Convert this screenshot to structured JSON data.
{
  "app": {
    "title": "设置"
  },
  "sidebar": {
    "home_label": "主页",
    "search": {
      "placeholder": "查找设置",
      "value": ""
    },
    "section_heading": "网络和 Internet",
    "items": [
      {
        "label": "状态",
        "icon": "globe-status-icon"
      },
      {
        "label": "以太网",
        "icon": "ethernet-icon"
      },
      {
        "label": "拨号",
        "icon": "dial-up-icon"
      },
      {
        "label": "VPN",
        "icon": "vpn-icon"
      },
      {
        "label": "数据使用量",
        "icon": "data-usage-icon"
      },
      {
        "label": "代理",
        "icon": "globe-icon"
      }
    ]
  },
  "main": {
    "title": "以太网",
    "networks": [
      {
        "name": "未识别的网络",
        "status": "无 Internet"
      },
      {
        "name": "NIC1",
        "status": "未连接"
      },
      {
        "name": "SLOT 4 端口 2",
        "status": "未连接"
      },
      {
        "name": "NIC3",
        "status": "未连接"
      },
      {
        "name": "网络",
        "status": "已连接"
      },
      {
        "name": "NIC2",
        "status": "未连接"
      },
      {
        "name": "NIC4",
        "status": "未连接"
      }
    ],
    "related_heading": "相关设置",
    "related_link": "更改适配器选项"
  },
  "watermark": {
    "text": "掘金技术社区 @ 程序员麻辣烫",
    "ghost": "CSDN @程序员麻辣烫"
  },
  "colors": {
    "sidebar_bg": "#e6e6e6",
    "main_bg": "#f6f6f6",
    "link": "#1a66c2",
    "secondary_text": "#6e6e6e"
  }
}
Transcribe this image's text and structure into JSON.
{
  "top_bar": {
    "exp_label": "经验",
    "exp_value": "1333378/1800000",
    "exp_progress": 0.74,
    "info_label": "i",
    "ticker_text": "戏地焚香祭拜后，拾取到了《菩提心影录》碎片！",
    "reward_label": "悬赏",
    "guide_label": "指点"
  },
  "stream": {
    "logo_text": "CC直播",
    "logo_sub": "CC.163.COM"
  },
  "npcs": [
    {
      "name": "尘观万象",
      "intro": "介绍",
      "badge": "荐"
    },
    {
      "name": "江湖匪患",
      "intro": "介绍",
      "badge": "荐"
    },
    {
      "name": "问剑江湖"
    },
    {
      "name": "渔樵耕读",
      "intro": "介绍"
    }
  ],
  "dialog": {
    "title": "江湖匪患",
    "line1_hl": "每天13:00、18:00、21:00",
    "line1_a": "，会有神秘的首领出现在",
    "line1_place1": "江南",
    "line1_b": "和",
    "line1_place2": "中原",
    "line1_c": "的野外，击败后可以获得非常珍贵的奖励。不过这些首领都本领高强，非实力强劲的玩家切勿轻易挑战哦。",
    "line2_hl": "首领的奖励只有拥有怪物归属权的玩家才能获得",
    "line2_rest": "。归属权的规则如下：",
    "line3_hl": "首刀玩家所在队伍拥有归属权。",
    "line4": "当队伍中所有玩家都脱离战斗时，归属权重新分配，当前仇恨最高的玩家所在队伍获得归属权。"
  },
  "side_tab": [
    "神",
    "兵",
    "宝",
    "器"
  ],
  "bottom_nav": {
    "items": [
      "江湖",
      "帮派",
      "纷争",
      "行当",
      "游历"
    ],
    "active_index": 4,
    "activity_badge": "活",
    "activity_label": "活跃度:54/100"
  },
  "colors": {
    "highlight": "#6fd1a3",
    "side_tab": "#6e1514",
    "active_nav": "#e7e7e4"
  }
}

########################################

#### [Aim]
Return every line above in which the string "Internet" occurs.

#### [Complete response]
    "section_heading": "网络和 Internet",
        "status": "无 Internet"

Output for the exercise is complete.